▶ _STATED GOAL_: Each record below is to be copied word for word, with pictures removed.

▶ _INFORMATION SUPPLIED_:
####################
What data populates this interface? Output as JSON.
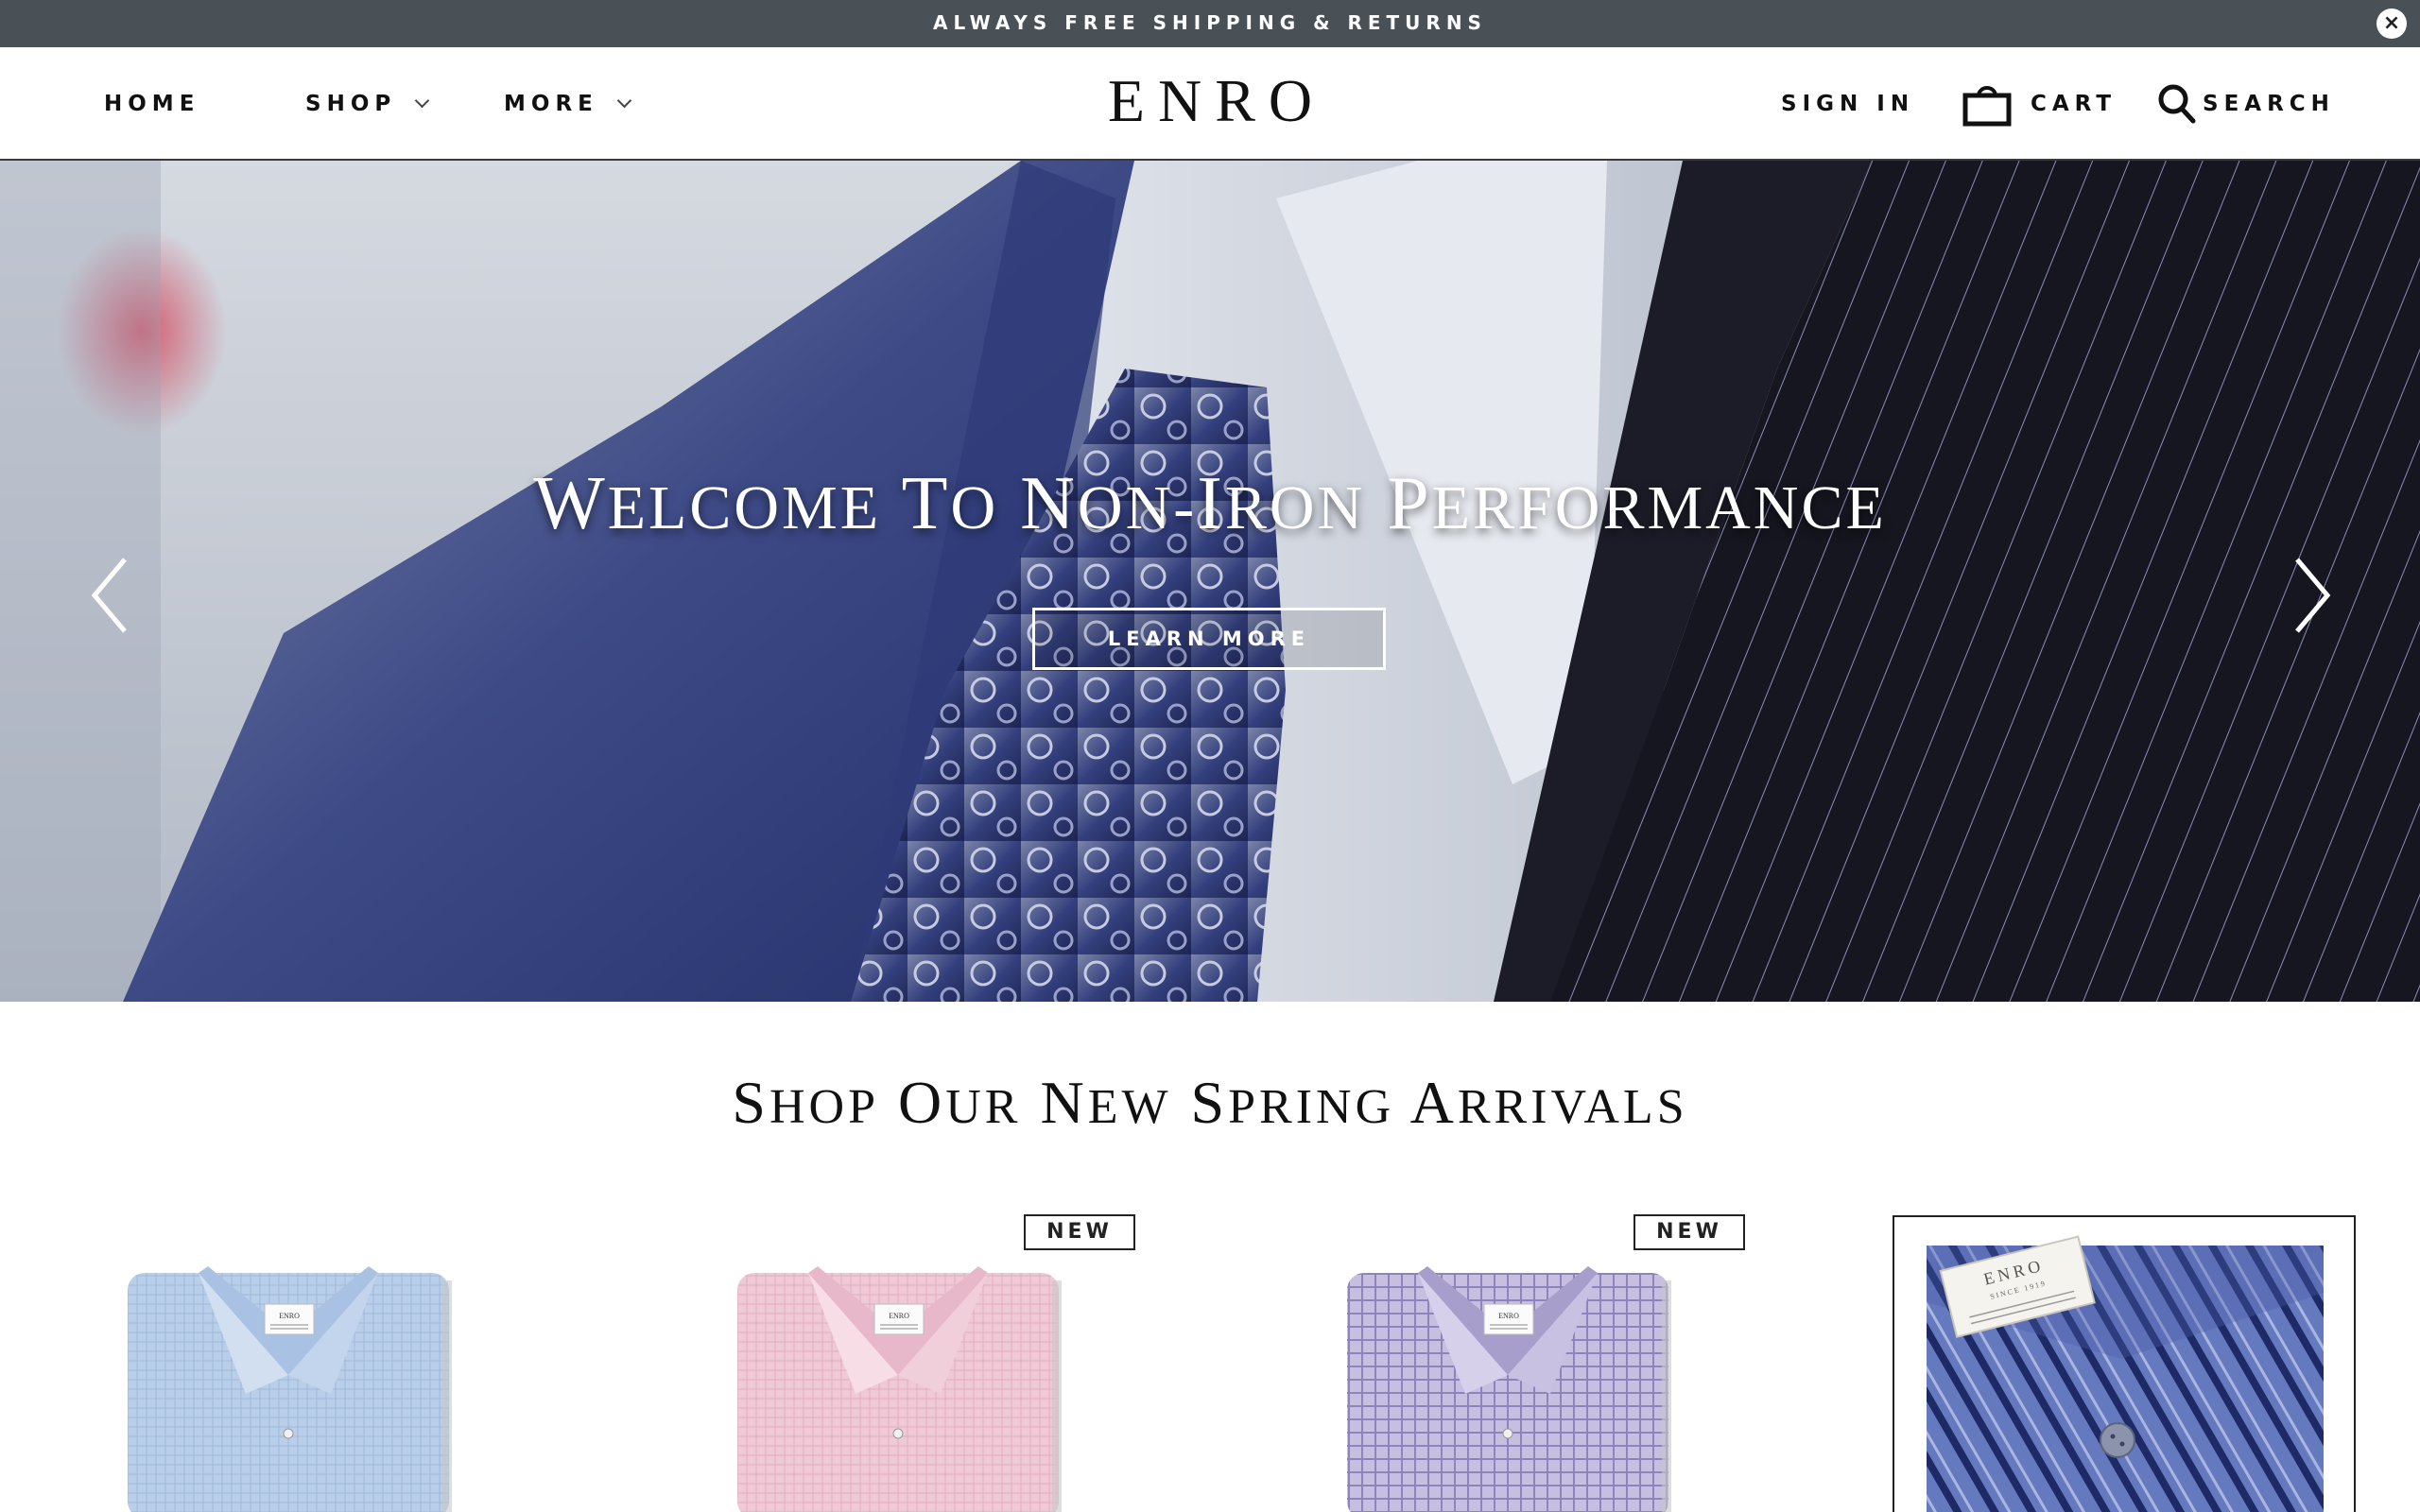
{
  "announcement": {
    "text": "ALWAYS FREE SHIPPING & RETURNS",
    "close_label": "×"
  },
  "header": {
    "nav": [
      {
        "label": "HOME"
      },
      {
        "label": "SHOP"
      },
      {
        "label": "MORE"
      }
    ],
    "logo": "ENRO",
    "sign_in": "SIGN IN",
    "cart": "CART",
    "search": "SEARCH"
  },
  "hero": {
    "title_parts": [
      {
        "cap": "W",
        "rest": "ELCOME"
      },
      {
        "cap": "T",
        "rest": "O"
      },
      {
        "cap": "N",
        "rest": "ON-"
      },
      {
        "cap": "I",
        "rest": "RON"
      },
      {
        "cap": "P",
        "rest": "ERFORMANCE"
      }
    ],
    "button": "LEARN MORE",
    "prev_icon": "chevron-left-icon",
    "next_icon": "chevron-right-icon"
  },
  "section": {
    "title_parts": [
      {
        "cap": "S",
        "rest": "HOP"
      },
      {
        "cap": "O",
        "rest": "UR"
      },
      {
        "cap": "N",
        "rest": "EW"
      },
      {
        "cap": "S",
        "rest": "PRING"
      },
      {
        "cap": "A",
        "rest": "RRIVALS"
      }
    ]
  },
  "products": [
    {
      "badge": "",
      "shirt_color": "#b9cfe9",
      "pattern_color": "#9fb8da"
    },
    {
      "badge": "NEW",
      "shirt_color": "#efc9d6",
      "pattern_color": "#e2adc0"
    },
    {
      "badge": "NEW",
      "shirt_color": "#b7aed6",
      "pattern_color": "#8f83bd"
    },
    {
      "badge": "",
      "shirt_color": "#5b70b8",
      "pattern_color": "#1d2a66"
    }
  ],
  "label_text": {
    "brand": "ENRO",
    "since": "SINCE 1919"
  },
  "colors": {
    "announce_bg": "#4a5156",
    "text": "#111111"
  }
}
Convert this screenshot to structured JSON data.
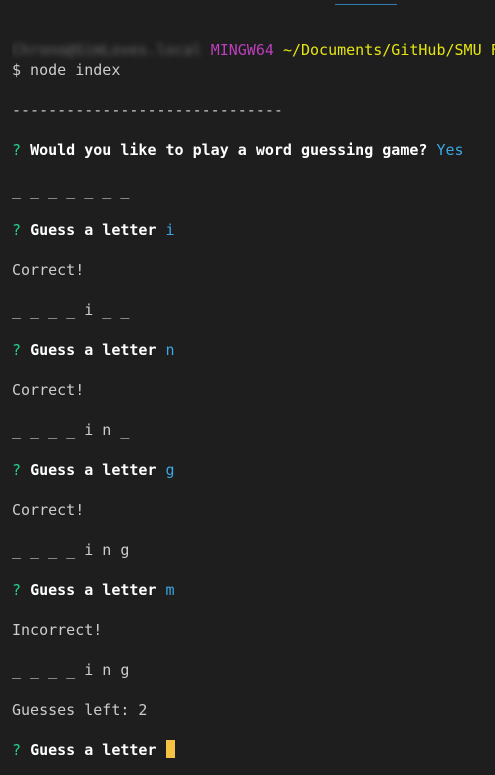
{
  "prompt": {
    "user": "Chrono@SimLoves.local",
    "host": "MINGW64",
    "path": "~/Documents/GitHub/SMU Fu",
    "command": "$ node index"
  },
  "divider": "------------------------------",
  "play_question": {
    "mark": "?",
    "text": "Would you like to play a word guessing game?",
    "answer": "Yes"
  },
  "initial_word": "_ _ _ _ _ _ _",
  "rounds": [
    {
      "mark": "?",
      "prompt": "Guess a letter",
      "guess": "i",
      "result": "Correct!",
      "word": "_ _ _ _ i _ _"
    },
    {
      "mark": "?",
      "prompt": "Guess a letter",
      "guess": "n",
      "result": "Correct!",
      "word": "_ _ _ _ i n _"
    },
    {
      "mark": "?",
      "prompt": "Guess a letter",
      "guess": "g",
      "result": "Correct!",
      "word": "_ _ _ _ i n g"
    },
    {
      "mark": "?",
      "prompt": "Guess a letter",
      "guess": "m",
      "result": "Incorrect!",
      "word": "_ _ _ _ i n g"
    }
  ],
  "guesses_left": "Guesses left: 2",
  "final_prompt": {
    "mark": "?",
    "text": "Guess a letter"
  },
  "colors": {
    "background": "#1e1e1e",
    "question_mark": "#23d18b",
    "answer": "#3ba7e6",
    "host": "#bc3fbc",
    "path": "#e5e510",
    "cursor": "#f6c244"
  }
}
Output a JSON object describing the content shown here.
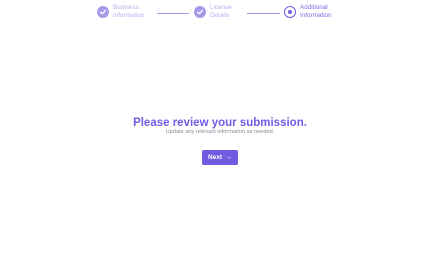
{
  "stepper": {
    "steps": [
      {
        "label": "Business Information",
        "status": "completed",
        "icon": "check-icon"
      },
      {
        "label": "License Details",
        "status": "completed",
        "icon": "check-icon"
      },
      {
        "label": "Additional Information",
        "status": "current",
        "icon": "current-step-icon"
      }
    ]
  },
  "main": {
    "title": "Please review your submission.",
    "subtitle": "Update any relevant information as needed."
  },
  "actions": {
    "next_label": "Next",
    "next_icon": "arrow-right-icon",
    "next_arrow": "→"
  },
  "colors": {
    "accent": "#6f5ce0",
    "accent_light": "#a89ae8",
    "muted_text": "#8a8a96"
  }
}
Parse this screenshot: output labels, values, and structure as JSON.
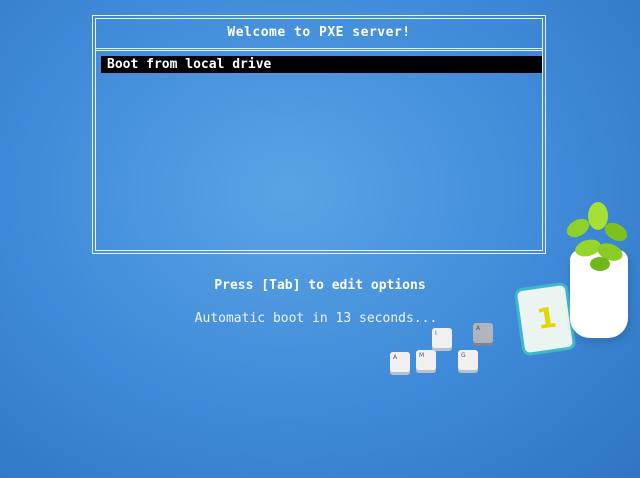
{
  "menu": {
    "title": "Welcome to PXE server!",
    "items": [
      {
        "label": "Boot from local drive",
        "selected": true
      }
    ]
  },
  "hints": {
    "edit_options": "Press [Tab] to edit options",
    "autoboot": "Automatic boot in 13 seconds..."
  },
  "decor": {
    "calendar_digit": "1",
    "keys": [
      "A",
      "M",
      "I",
      "A",
      "G"
    ]
  }
}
####################
▶ _EXERCISE SOLUTION_:
What data populates this interface? Output as JSON.
{
  "announcement": {
    "text": "ALWAYS FREE SHIPPING & RETURNS",
    "close_label": "×"
  },
  "header": {
    "nav": [
      {
        "label": "HOME"
      },
      {
        "label": "SHOP"
      },
      {
        "label": "MORE"
      }
    ],
    "logo": "ENRO",
    "sign_in": "SIGN IN",
    "cart": "CART",
    "search": "SEARCH"
  },
  "hero": {
    "title_parts": [
      {
        "cap": "W",
        "rest": "ELCOME"
      },
      {
        "cap": "T",
        "rest": "O"
      },
      {
        "cap": "N",
        "rest": "ON-"
      },
      {
        "cap": "I",
        "rest": "RON"
      },
      {
        "cap": "P",
        "rest": "ERFORMANCE"
      }
    ],
    "button": "LEARN MORE",
    "prev_icon": "chevron-left-icon",
    "next_icon": "chevron-right-icon"
  },
  "section": {
    "title_parts": [
      {
        "cap": "S",
        "rest": "HOP"
      },
      {
        "cap": "O",
        "rest": "UR"
      },
      {
        "cap": "N",
        "rest": "EW"
      },
      {
        "cap": "S",
        "rest": "PRING"
      },
      {
        "cap": "A",
        "rest": "RRIVALS"
      }
    ]
  },
  "products": [
    {
      "badge": "",
      "shirt_color": "#b9cfe9",
      "pattern_color": "#9fb8da"
    },
    {
      "badge": "NEW",
      "shirt_color": "#efc9d6",
      "pattern_color": "#e2adc0"
    },
    {
      "badge": "NEW",
      "shirt_color": "#b7aed6",
      "pattern_color": "#8f83bd"
    },
    {
      "badge": "",
      "shirt_color": "#5b70b8",
      "pattern_color": "#1d2a66"
    }
  ],
  "label_text": {
    "brand": "ENRO",
    "since": "SINCE 1919"
  },
  "colors": {
    "announce_bg": "#4a5156",
    "text": "#111111"
  }
}
Convert this screenshot to structured JSON data.
{
  "prompt": {
    "user": "Chrono@SimLoves.local",
    "host": "MINGW64",
    "path": "~/Documents/GitHub/SMU Fu",
    "command": "$ node index"
  },
  "divider": "------------------------------",
  "play_question": {
    "mark": "?",
    "text": "Would you like to play a word guessing game?",
    "answer": "Yes"
  },
  "initial_word": "_ _ _ _ _ _ _",
  "rounds": [
    {
      "mark": "?",
      "prompt": "Guess a letter",
      "guess": "i",
      "result": "Correct!",
      "word": "_ _ _ _ i _ _"
    },
    {
      "mark": "?",
      "prompt": "Guess a letter",
      "guess": "n",
      "result": "Correct!",
      "word": "_ _ _ _ i n _"
    },
    {
      "mark": "?",
      "prompt": "Guess a letter",
      "guess": "g",
      "result": "Correct!",
      "word": "_ _ _ _ i n g"
    },
    {
      "mark": "?",
      "prompt": "Guess a letter",
      "guess": "m",
      "result": "Incorrect!",
      "word": "_ _ _ _ i n g"
    }
  ],
  "guesses_left": "Guesses left: 2",
  "final_prompt": {
    "mark": "?",
    "text": "Guess a letter"
  },
  "colors": {
    "background": "#1e1e1e",
    "question_mark": "#23d18b",
    "answer": "#3ba7e6",
    "host": "#bc3fbc",
    "path": "#e5e510",
    "cursor": "#f6c244"
  }
}
Output a JSON object describing the content shown here.
{
  "stepper": {
    "steps": [
      {
        "label": "Business Information",
        "status": "completed",
        "icon": "check-icon"
      },
      {
        "label": "License Details",
        "status": "completed",
        "icon": "check-icon"
      },
      {
        "label": "Additional Information",
        "status": "current",
        "icon": "current-step-icon"
      }
    ]
  },
  "main": {
    "title": "Please review your submission.",
    "subtitle": "Update any relevant information as needed."
  },
  "actions": {
    "next_label": "Next",
    "next_icon": "arrow-right-icon",
    "next_arrow": "→"
  },
  "colors": {
    "accent": "#6f5ce0",
    "accent_light": "#a89ae8",
    "muted_text": "#8a8a96"
  }
}
Parse this screenshot: output labels, values, and structure as JSON.
{
  "menu": {
    "title": "Welcome to PXE server!",
    "items": [
      {
        "label": "Boot from local drive",
        "selected": true
      }
    ]
  },
  "hints": {
    "edit_options": "Press [Tab] to edit options",
    "autoboot": "Automatic boot in 13 seconds..."
  },
  "decor": {
    "calendar_digit": "1",
    "keys": [
      "A",
      "M",
      "I",
      "A",
      "G"
    ]
  }
}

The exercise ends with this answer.